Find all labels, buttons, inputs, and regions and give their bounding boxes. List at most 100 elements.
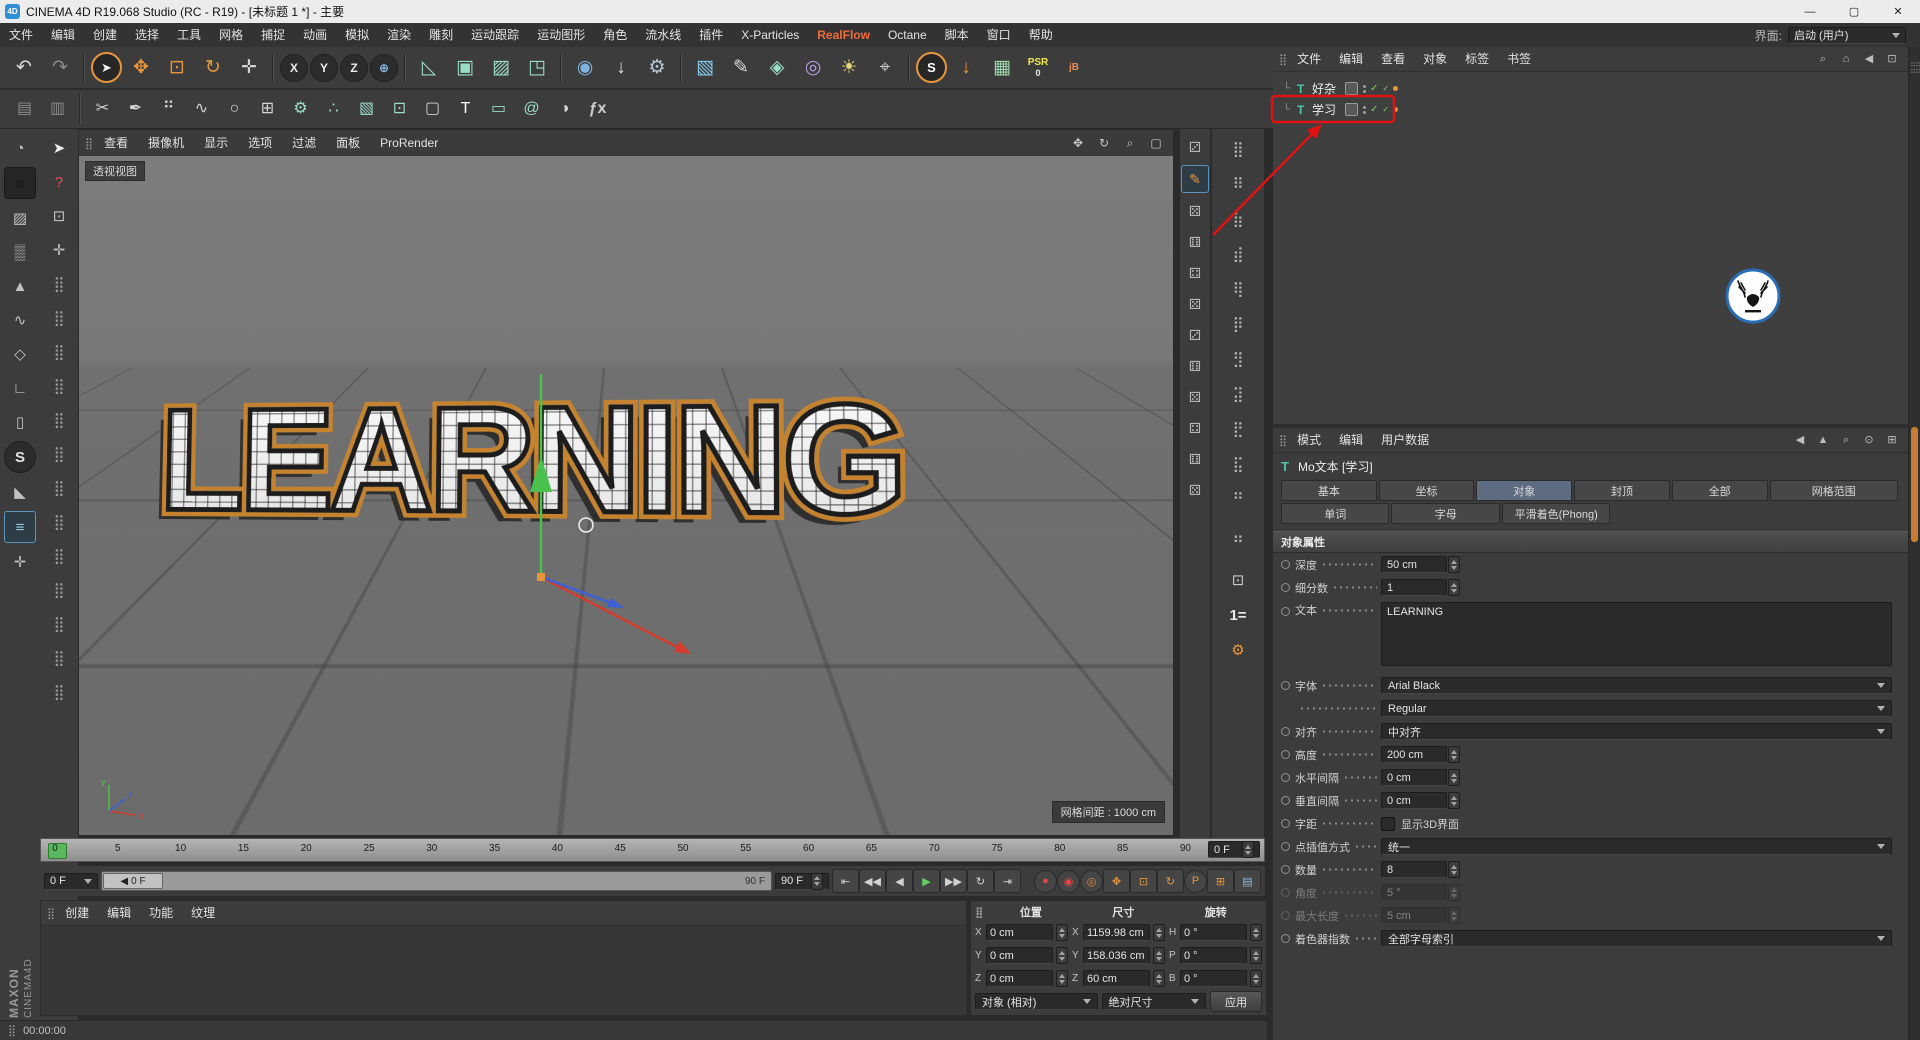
param-dropdown[interactable]: 统一	[1381, 838, 1892, 855]
coord-value-field[interactable]: 1159.98 cm	[1083, 924, 1150, 941]
object-manager-menu-3[interactable]: 对象	[1414, 47, 1456, 71]
keyframe-dot-icon[interactable]	[1281, 934, 1290, 943]
timeline-slider[interactable]: ◀ 0 F 90 F	[101, 871, 772, 891]
polygon-tool-icon[interactable]: ◇	[5, 339, 35, 369]
palette-slot-icon[interactable]: ⣿	[44, 541, 74, 571]
coord-value-field[interactable]: 60 cm	[1083, 970, 1150, 987]
render-check-icon[interactable]: ✓	[1382, 84, 1389, 93]
main-menu-13[interactable]: 角色	[594, 23, 636, 47]
keyframe-dot-icon[interactable]	[1281, 819, 1290, 828]
viewport-menu-6[interactable]: ProRender	[370, 130, 448, 156]
attribute-manager-menu-0[interactable]: 模式	[1288, 428, 1330, 452]
autokey-button[interactable]: ◉	[1057, 869, 1080, 893]
subtab-1[interactable]: 字母	[1391, 503, 1500, 524]
primitive-cube-icon[interactable]: ▧	[688, 51, 722, 85]
wire-cube-icon[interactable]: ▢	[417, 94, 448, 125]
main-menu-7[interactable]: 动画	[294, 23, 336, 47]
box-select-icon[interactable]: ⊡	[44, 201, 74, 231]
interface-select[interactable]: 启动 (用户)	[1788, 26, 1906, 44]
main-menu-0[interactable]: 文件	[0, 23, 42, 47]
view-label[interactable]: 透视视图	[85, 161, 145, 181]
checkbox[interactable]	[1381, 816, 1395, 831]
cone-tool-icon[interactable]: ▲	[5, 271, 35, 301]
stepper-icon[interactable]	[1056, 947, 1068, 964]
palette-slot-icon[interactable]: ⣿	[44, 507, 74, 537]
drag-handle-icon[interactable]: ⣿	[1279, 53, 1287, 66]
render-settings-icon[interactable]: ⚙	[640, 51, 674, 85]
timeline-slider-handle[interactable]: ◀ 0 F	[103, 873, 163, 889]
orbit-icon[interactable]: ↻	[1094, 133, 1114, 153]
scrollbar-thumb[interactable]	[1911, 427, 1918, 542]
viewport-3d-text[interactable]: LEARNING LEARNING	[151, 364, 910, 554]
measure-icon[interactable]: ∟	[5, 373, 35, 403]
keyframe-dot-icon[interactable]	[1281, 607, 1290, 616]
palette-slot-icon[interactable]: ⣿	[44, 575, 74, 605]
palette-slot-icon[interactable]: ⣿	[44, 371, 74, 401]
array-palette-icon[interactable]: ⣤	[1219, 519, 1257, 549]
enabled-check-icon[interactable]: ✓	[1370, 104, 1378, 115]
stepper-icon[interactable]	[1250, 947, 1262, 964]
array-palette-icon[interactable]: ⡿	[1219, 309, 1257, 339]
knife-icon[interactable]: ✂	[87, 94, 118, 125]
viewport-menu-1[interactable]: 摄像机	[138, 130, 194, 156]
generators-icon[interactable]: ◈	[760, 51, 794, 85]
palette-slot-icon[interactable]: ⣿	[44, 643, 74, 673]
param-value-field[interactable]: 0 cm	[1381, 769, 1447, 786]
make-editable-icon[interactable]: ◺	[412, 51, 446, 85]
zoom-icon[interactable]: ⌕	[1120, 133, 1140, 153]
display-tag-icon[interactable]	[1345, 82, 1359, 95]
main-menu-4[interactable]: 工具	[168, 23, 210, 47]
workplane-snap-icon[interactable]: ▥	[42, 94, 73, 125]
main-menu-2[interactable]: 创建	[84, 23, 126, 47]
main-menu-8[interactable]: 模拟	[336, 23, 378, 47]
spline-tool-icon[interactable]: ∿	[5, 305, 35, 335]
main-menu-19[interactable]: 脚本	[936, 23, 978, 47]
drag-handle-icon[interactable]: ⣿	[47, 907, 55, 920]
stepper-icon[interactable]	[1153, 947, 1165, 964]
timeline-window-button[interactable]: ▤	[1234, 869, 1261, 893]
light-icon[interactable]: ☀	[832, 51, 866, 85]
keyframe-dot-icon[interactable]	[1281, 888, 1290, 897]
object-row[interactable]: └ T 学习 ✓ ✓	[1273, 99, 1908, 120]
visibility-dots-icon[interactable]	[1363, 105, 1367, 114]
record-scale-toggle[interactable]: ⊡	[1130, 869, 1157, 893]
snap-move-icon[interactable]: ✛	[44, 235, 74, 265]
snap-palette-icon[interactable]: ⚂	[1182, 134, 1208, 160]
command-palette-icon[interactable]: ⚄	[1182, 291, 1208, 317]
keyframe-dot-icon[interactable]	[1281, 842, 1290, 851]
stepper-icon[interactable]	[1448, 861, 1460, 878]
record-key-button[interactable]: ●	[1034, 869, 1057, 893]
main-menu-14[interactable]: 流水线	[636, 23, 690, 47]
attribute-manager-menu-1[interactable]: 编辑	[1330, 428, 1372, 452]
record-pla-toggle[interactable]: ⊞	[1207, 869, 1234, 893]
back-icon[interactable]: ◀	[1860, 50, 1878, 68]
grid-array-icon[interactable]: ⊞	[252, 94, 283, 125]
viewport-canvas[interactable]: LEARNING LEARNING y x z 透视视图	[79, 156, 1173, 835]
subtab-2[interactable]: 平滑着色(Phong)	[1501, 503, 1611, 524]
keyframe-dot-icon[interactable]	[1281, 681, 1290, 690]
main-menu-6[interactable]: 捕捉	[252, 23, 294, 47]
model-cube-icon[interactable]: ■	[4, 167, 36, 199]
axis-mode-icon[interactable]: ✛	[5, 547, 35, 577]
coord-value-field[interactable]: 0 °	[1180, 970, 1247, 987]
spiral-icon[interactable]: @	[516, 94, 547, 125]
question-icon[interactable]: ?	[44, 167, 74, 197]
subtab-0[interactable]: 单词	[1281, 503, 1390, 524]
lock-icon[interactable]: ⊙	[1860, 431, 1878, 449]
panel-menu-icon[interactable]: ⊞	[1883, 431, 1901, 449]
y-axis-lock-icon[interactable]: Y	[310, 53, 338, 82]
object-manager-menu-1[interactable]: 编辑	[1330, 47, 1372, 71]
ic-tools-icon[interactable]: ▦	[985, 51, 1019, 85]
keyframe-dot-icon[interactable]	[1281, 773, 1290, 782]
array-palette-icon[interactable]: ⢿	[1219, 274, 1257, 304]
dock-icon[interactable]: ⊡	[1883, 50, 1901, 68]
main-menu-20[interactable]: 窗口	[978, 23, 1020, 47]
main-menu-3[interactable]: 选择	[126, 23, 168, 47]
jb-plugin-icon[interactable]: jB	[1057, 51, 1091, 85]
command-palette-icon[interactable]: ⚃	[1182, 415, 1208, 441]
render-picture-viewer-icon[interactable]: ↓	[604, 51, 638, 85]
play-button[interactable]: ▶	[913, 869, 940, 893]
param-value-field[interactable]: 50 cm	[1381, 556, 1447, 573]
object-manager-menu-2[interactable]: 查看	[1372, 47, 1414, 71]
palette-slot-icon[interactable]: ⣿	[44, 439, 74, 469]
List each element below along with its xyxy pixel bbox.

- **STATED TASK**
Rewrite the records with every "palette-slot-icon" swapped for "swatch-icon" and nothing else changed. Leave the pictures out.

- **COMPLETED TASK**
Find all labels, buttons, inputs, and regions and give their bounding boxes. List at most 100 elements.
param-dropdown[interactable]: 统一	[1381, 838, 1892, 855]
coord-value-field[interactable]: 1159.98 cm	[1083, 924, 1150, 941]
object-manager-menu-3[interactable]: 对象	[1414, 47, 1456, 71]
keyframe-dot-icon[interactable]	[1281, 934, 1290, 943]
timeline-slider[interactable]: ◀ 0 F 90 F	[101, 871, 772, 891]
polygon-tool-icon[interactable]: ◇	[5, 339, 35, 369]
swatch-icon[interactable]: ⣿	[44, 541, 74, 571]
coord-value-field[interactable]: 60 cm	[1083, 970, 1150, 987]
render-check-icon[interactable]: ✓	[1382, 84, 1389, 93]
main-menu-13[interactable]: 角色	[594, 23, 636, 47]
keyframe-dot-icon[interactable]	[1281, 819, 1290, 828]
viewport-menu-6[interactable]: ProRender	[370, 130, 448, 156]
attribute-manager-menu-0[interactable]: 模式	[1288, 428, 1330, 452]
autokey-button[interactable]: ◉	[1057, 869, 1080, 893]
subtab-1[interactable]: 字母	[1391, 503, 1500, 524]
primitive-cube-icon[interactable]: ▧	[688, 51, 722, 85]
wire-cube-icon[interactable]: ▢	[417, 94, 448, 125]
main-menu-7[interactable]: 动画	[294, 23, 336, 47]
box-select-icon[interactable]: ⊡	[44, 201, 74, 231]
interface-select[interactable]: 启动 (用户)	[1788, 26, 1906, 44]
main-menu-0[interactable]: 文件	[0, 23, 42, 47]
view-label[interactable]: 透视视图	[85, 161, 145, 181]
checkbox[interactable]	[1381, 816, 1395, 831]
cone-tool-icon[interactable]: ▲	[5, 271, 35, 301]
stepper-icon[interactable]	[1056, 947, 1068, 964]
swatch-icon[interactable]: ⣿	[44, 507, 74, 537]
drag-handle-icon[interactable]: ⣿	[1279, 53, 1287, 66]
render-settings-icon[interactable]: ⚙	[640, 51, 674, 85]
timeline-slider-handle[interactable]: ◀ 0 F	[103, 873, 163, 889]
orbit-icon[interactable]: ↻	[1094, 133, 1114, 153]
scrollbar-thumb[interactable]	[1911, 427, 1918, 542]
viewport-3d-text[interactable]: LEARNING LEARNING	[151, 364, 910, 554]
measure-icon[interactable]: ∟	[5, 373, 35, 403]
keyframe-dot-icon[interactable]	[1281, 607, 1290, 616]
swatch-icon[interactable]: ⣿	[44, 575, 74, 605]
swatch-icon[interactable]: ⣿	[44, 371, 74, 401]
array-palette-icon[interactable]: ⣤	[1219, 519, 1257, 549]
enabled-check-icon[interactable]: ✓	[1370, 104, 1378, 115]
stepper-icon[interactable]	[1250, 947, 1262, 964]
array-palette-icon[interactable]: ⡿	[1219, 309, 1257, 339]
knife-icon[interactable]: ✂	[87, 94, 118, 125]
viewport-menu-1[interactable]: 摄像机	[138, 130, 194, 156]
generators-icon[interactable]: ◈	[760, 51, 794, 85]
swatch-icon[interactable]: ⣿	[44, 643, 74, 673]
param-value-field[interactable]: 0 cm	[1381, 769, 1447, 786]
make-editable-icon[interactable]: ◺	[412, 51, 446, 85]
zoom-icon[interactable]: ⌕	[1120, 133, 1140, 153]
display-tag-icon[interactable]	[1345, 82, 1359, 95]
main-menu-4[interactable]: 工具	[168, 23, 210, 47]
workplane-snap-icon[interactable]: ▥	[42, 94, 73, 125]
main-menu-2[interactable]: 创建	[84, 23, 126, 47]
main-menu-8[interactable]: 模拟	[336, 23, 378, 47]
spline-tool-icon[interactable]: ∿	[5, 305, 35, 335]
main-menu-19[interactable]: 脚本	[936, 23, 978, 47]
drag-handle-icon[interactable]: ⣿	[47, 907, 55, 920]
stepper-icon[interactable]	[1153, 947, 1165, 964]
timeline-window-button[interactable]: ▤	[1234, 869, 1261, 893]
light-icon[interactable]: ☀	[832, 51, 866, 85]
keyframe-dot-icon[interactable]	[1281, 888, 1290, 897]
object-row[interactable]: └ T 学习 ✓ ✓	[1273, 99, 1908, 120]
visibility-dots-icon[interactable]	[1363, 105, 1367, 114]
record-scale-toggle[interactable]: ⊡	[1130, 869, 1157, 893]
snap-move-icon[interactable]: ✛	[44, 235, 74, 265]
snap-palette-icon[interactable]: ⚂	[1182, 134, 1208, 160]
command-palette-icon[interactable]: ⚄	[1182, 291, 1208, 317]
keyframe-dot-icon[interactable]	[1281, 842, 1290, 851]
stepper-icon[interactable]	[1448, 861, 1460, 878]
record-key-button[interactable]: ●	[1034, 869, 1057, 893]
main-menu-14[interactable]: 流水线	[636, 23, 690, 47]
attribute-manager-menu-1[interactable]: 编辑	[1330, 428, 1372, 452]
record-pla-toggle[interactable]: ⊞	[1207, 869, 1234, 893]
back-icon[interactable]: ◀	[1860, 50, 1878, 68]
grid-array-icon[interactable]: ⊞	[252, 94, 283, 125]
viewport-canvas[interactable]: LEARNING LEARNING y x z 透视视图	[79, 156, 1173, 835]
subtab-2[interactable]: 平滑着色(Phong)	[1501, 503, 1611, 524]
keyframe-dot-icon[interactable]	[1281, 681, 1290, 690]
main-menu-6[interactable]: 捕捉	[252, 23, 294, 47]
model-cube-icon[interactable]: ■	[4, 167, 36, 199]
axis-mode-icon[interactable]: ✛	[5, 547, 35, 577]
coord-value-field[interactable]: 0 °	[1180, 970, 1247, 987]
spiral-icon[interactable]: @	[516, 94, 547, 125]
question-icon[interactable]: ?	[44, 167, 74, 197]
subtab-0[interactable]: 单词	[1281, 503, 1390, 524]
lock-icon[interactable]: ⊙	[1860, 431, 1878, 449]
panel-menu-icon[interactable]: ⊞	[1883, 431, 1901, 449]
y-axis-lock-icon[interactable]: Y	[310, 53, 338, 82]
object-manager-menu-1[interactable]: 编辑	[1330, 47, 1372, 71]
ic-tools-icon[interactable]: ▦	[985, 51, 1019, 85]
keyframe-dot-icon[interactable]	[1281, 773, 1290, 782]
array-palette-icon[interactable]: ⢿	[1219, 274, 1257, 304]
dock-icon[interactable]: ⊡	[1883, 50, 1901, 68]
main-menu-20[interactable]: 窗口	[978, 23, 1020, 47]
main-menu-3[interactable]: 选择	[126, 23, 168, 47]
jb-plugin-icon[interactable]: jB	[1057, 51, 1091, 85]
command-palette-icon[interactable]: ⚃	[1182, 415, 1208, 441]
render-picture-viewer-icon[interactable]: ↓	[604, 51, 638, 85]
play-button[interactable]: ▶	[913, 869, 940, 893]
param-value-field[interactable]: 50 cm	[1381, 556, 1447, 573]
object-manager-menu-2[interactable]: 查看	[1372, 47, 1414, 71]
swatch-icon[interactable]: ⣿	[44, 439, 74, 469]
List each element below along with its xyxy pixel bbox.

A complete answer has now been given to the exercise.